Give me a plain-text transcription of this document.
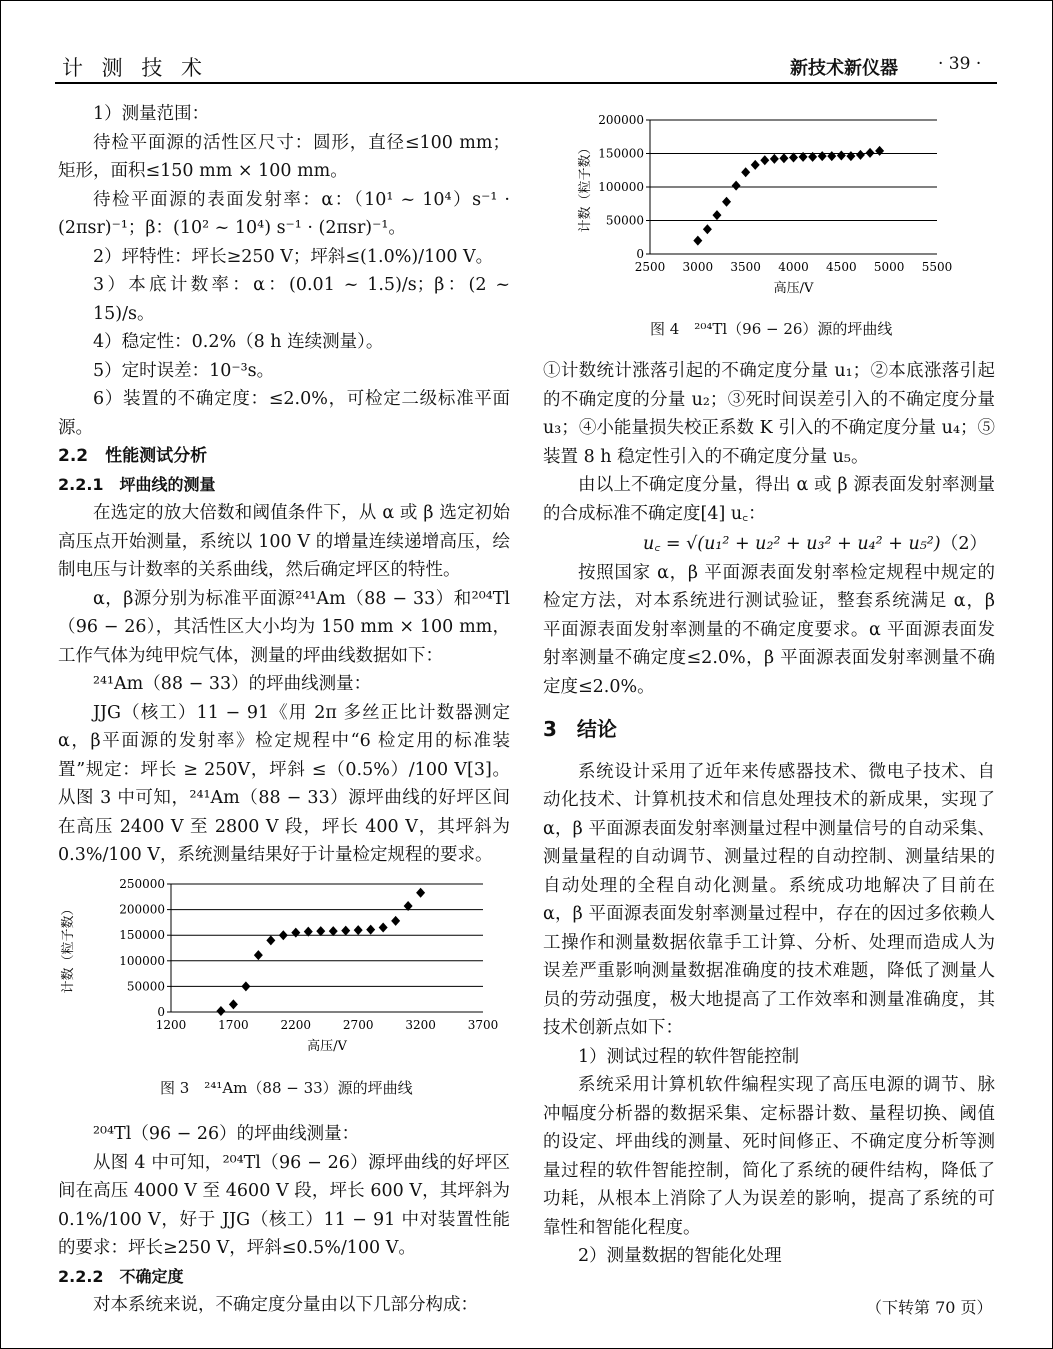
计 测 技 术	新技术新仪器 · 39 ·

1）测量范围：

待检平面源的活性区尺寸：圆形，直径≤100 mm；矩形，面积≤150 mm × 100 mm。

待检平面源的表面发射率：α：（10¹ ~ 10⁴）s⁻¹ · (2πsr)⁻¹；β：(10² ~ 10⁴) s⁻¹ · (2πsr)⁻¹。

2）坪特性：坪长≥250 V；坪斜≤(1.0%)/100 V。

3）本底计数率：α：(0.01 ~ 1.5)/s；β：(2 ~ 15)/s。

4）稳定性：0.2%（8 h 连续测量）。

5）定时误差：10⁻³s。

6）装置的不确定度：≤2.0%，可检定二级标准平面源。

2.2　性能测试分析

2.2.1　坪曲线的测量

在选定的放大倍数和阈值条件下，从 α 或 β 选定初始高压点开始测量，系统以 100 V 的增量连续递增高压，绘制电压与计数率的关系曲线，然后确定坪区的特性。

α，β源分别为标准平面源²⁴¹Am（88 − 33）和²⁰⁴Tl（96 − 26），其活性区大小均为 150 mm × 100 mm，工作气体为纯甲烷气体，测量的坪曲线数据如下：

²⁴¹Am（88 − 33）的坪曲线测量：

JJG（核工）11 − 91《用 2π 多丝正比计数器测定 α，β平面源的发射率》检定规程中“6 检定用的标准装置”规定：坪长 ≥ 250V，坪斜 ≤（0.5%）/100 V[3]。从图 3 中可知，²⁴¹Am（88 − 33）源坪曲线的好坪区间在高压 2400 V 至 2800 V 段，坪长 400 V，其坪斜为 0.3%/100 V，系统测量结果好于计量检定规程的要求。

0
50000
100000
150000
200000
250000
1200	1700	2200	2700	3200	3700
高压/V
计数（粒子数）
图 3　²⁴¹Am（88 − 33）源的坪曲线

²⁰⁴Tl（96 − 26）的坪曲线测量：

从图 4 中可知，²⁰⁴Tl（96 − 26）源坪曲线的好坪区间在高压 4000 V 至 4600 V 段，坪长 600 V，其坪斜为 0.1%/100 V，好于 JJG（核工）11 − 91 中对装置性能的要求：坪长≥250 V，坪斜≤0.5%/100 V。

2.2.2　不确定度

对本系统来说，不确定度分量由以下几部分构成：

0
50000
100000
150000
200000
2500 3000 3500 4000 4500 5000 5500
高压/V
计数（粒子数）
图 4　²⁰⁴Tl（96 − 26）源的坪曲线

①计数统计涨落引起的不确定度分量 u₁；②本底涨落引起的不确定度的分量 u₂；③死时间误差引入的不确定度分量 u₃；④小能量损失校正系数 K 引入的不确定度分量 u₄；⑤装置 8 h 稳定性引入的不确定度分量 u₅。

由以上不确定度分量，得出 α 或 β 源表面发射率测量的合成标准不确定度[4] u꜀：

u꜀ = √(u₁² + u₂² + u₃² + u₄² + u₅²) （2）

按照国家 α，β 平面源表面发射率检定规程中规定的检定方法，对本系统进行测试验证，整套系统满足 α，β 平面源表面发射率测量的不确定度要求。α 平面源表面发射率测量不确定度≤2.0%，β 平面源表面发射率测量不确定度≤2.0%。

3　结论

系统设计采用了近年来传感器技术、微电子技术、自动化技术、计算机技术和信息处理技术的新成果，实现了 α，β 平面源表面发射率测量过程中测量信号的自动采集、测量量程的自动调节、测量过程的自动控制、测量结果的自动处理的全程自动化测量。系统成功地解决了目前在 α，β 平面源表面发射率测量过程中，存在的因过多依赖人工操作和测量数据依靠手工计算、分析、处理而造成人为误差严重影响测量数据准确度的技术难题，降低了测量人员的劳动强度，极大地提高了工作效率和测量准确度，其技术创新点如下：

1）测试过程的软件智能控制

系统采用计算机软件编程实现了高压电源的调节、脉冲幅度分析器的数据采集、定标器计数、量程切换、阈值的设定、坪曲线的测量、死时间修正、不确定度分析等测量过程的软件智能控制，简化了系统的硬件结构，降低了功耗，从根本上消除了人为误差的影响，提高了系统的可靠性和智能化程度。

2）测量数据的智能化处理

（下转第 70 页）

## GIVEN INSTRUCTION
Reproduce the entries exactly. Do not carry over any picture.

## ANSWER TO THIS EXERCISE
Give me a plain-text transcription of this document.
计 测 技 术	新技术新仪器 · 39 ·

1）测量范围：

待检平面源的活性区尺寸：圆形，直径≤100 mm；矩形，面积≤150 mm × 100 mm。

待检平面源的表面发射率：α：（10¹ ~ 10⁴）s⁻¹ · (2πsr)⁻¹；β：(10² ~ 10⁴) s⁻¹ · (2πsr)⁻¹。

2）坪特性：坪长≥250 V；坪斜≤(1.0%)/100 V。

3）本底计数率：α：(0.01 ~ 1.5)/s；β：(2 ~ 15)/s。

4）稳定性：0.2%（8 h 连续测量）。

5）定时误差：10⁻³s。

6）装置的不确定度：≤2.0%，可检定二级标准平面源。

2.2　性能测试分析

2.2.1　坪曲线的测量

在选定的放大倍数和阈值条件下，从 α 或 β 选定初始高压点开始测量，系统以 100 V 的增量连续递增高压，绘制电压与计数率的关系曲线，然后确定坪区的特性。

α，β源分别为标准平面源²⁴¹Am（88 − 33）和²⁰⁴Tl（96 − 26），其活性区大小均为 150 mm × 100 mm，工作气体为纯甲烷气体，测量的坪曲线数据如下：

²⁴¹Am（88 − 33）的坪曲线测量：

JJG（核工）11 − 91《用 2π 多丝正比计数器测定 α，β平面源的发射率》检定规程中“6 检定用的标准装置”规定：坪长 ≥ 250V，坪斜 ≤（0.5%）/100 V[3]。从图 3 中可知，²⁴¹Am（88 − 33）源坪曲线的好坪区间在高压 2400 V 至 2800 V 段，坪长 400 V，其坪斜为 0.3%/100 V，系统测量结果好于计量检定规程的要求。

0
50000
100000
150000
200000
250000
1200	1700	2200	2700	3200	3700
高压/V
计数（粒子数）
图 3　²⁴¹Am（88 − 33）源的坪曲线

²⁰⁴Tl（96 − 26）的坪曲线测量：

从图 4 中可知，²⁰⁴Tl（96 − 26）源坪曲线的好坪区间在高压 4000 V 至 4600 V 段，坪长 600 V，其坪斜为 0.1%/100 V，好于 JJG（核工）11 − 91 中对装置性能的要求：坪长≥250 V，坪斜≤0.5%/100 V。

2.2.2　不确定度

对本系统来说，不确定度分量由以下几部分构成：

0
50000
100000
150000
200000
2500 3000 3500 4000 4500 5000 5500
高压/V
计数（粒子数）
图 4　²⁰⁴Tl（96 − 26）源的坪曲线

①计数统计涨落引起的不确定度分量 u₁；②本底涨落引起的不确定度的分量 u₂；③死时间误差引入的不确定度分量 u₃；④小能量损失校正系数 K 引入的不确定度分量 u₄；⑤装置 8 h 稳定性引入的不确定度分量 u₅。

由以上不确定度分量，得出 α 或 β 源表面发射率测量的合成标准不确定度[4] u꜀：

u꜀ = √(u₁² + u₂² + u₃² + u₄² + u₅²) （2）

按照国家 α，β 平面源表面发射率检定规程中规定的检定方法，对本系统进行测试验证，整套系统满足 α，β 平面源表面发射率测量的不确定度要求。α 平面源表面发射率测量不确定度≤2.0%，β 平面源表面发射率测量不确定度≤2.0%。

3　结论

系统设计采用了近年来传感器技术、微电子技术、自动化技术、计算机技术和信息处理技术的新成果，实现了 α，β 平面源表面发射率测量过程中测量信号的自动采集、测量量程的自动调节、测量过程的自动控制、测量结果的自动处理的全程自动化测量。系统成功地解决了目前在 α，β 平面源表面发射率测量过程中，存在的因过多依赖人工操作和测量数据依靠手工计算、分析、处理而造成人为误差严重影响测量数据准确度的技术难题，降低了测量人员的劳动强度，极大地提高了工作效率和测量准确度，其技术创新点如下：

1）测试过程的软件智能控制

系统采用计算机软件编程实现了高压电源的调节、脉冲幅度分析器的数据采集、定标器计数、量程切换、阈值的设定、坪曲线的测量、死时间修正、不确定度分析等测量过程的软件智能控制，简化了系统的硬件结构，降低了功耗，从根本上消除了人为误差的影响，提高了系统的可靠性和智能化程度。

2）测量数据的智能化处理

（下转第 70 页）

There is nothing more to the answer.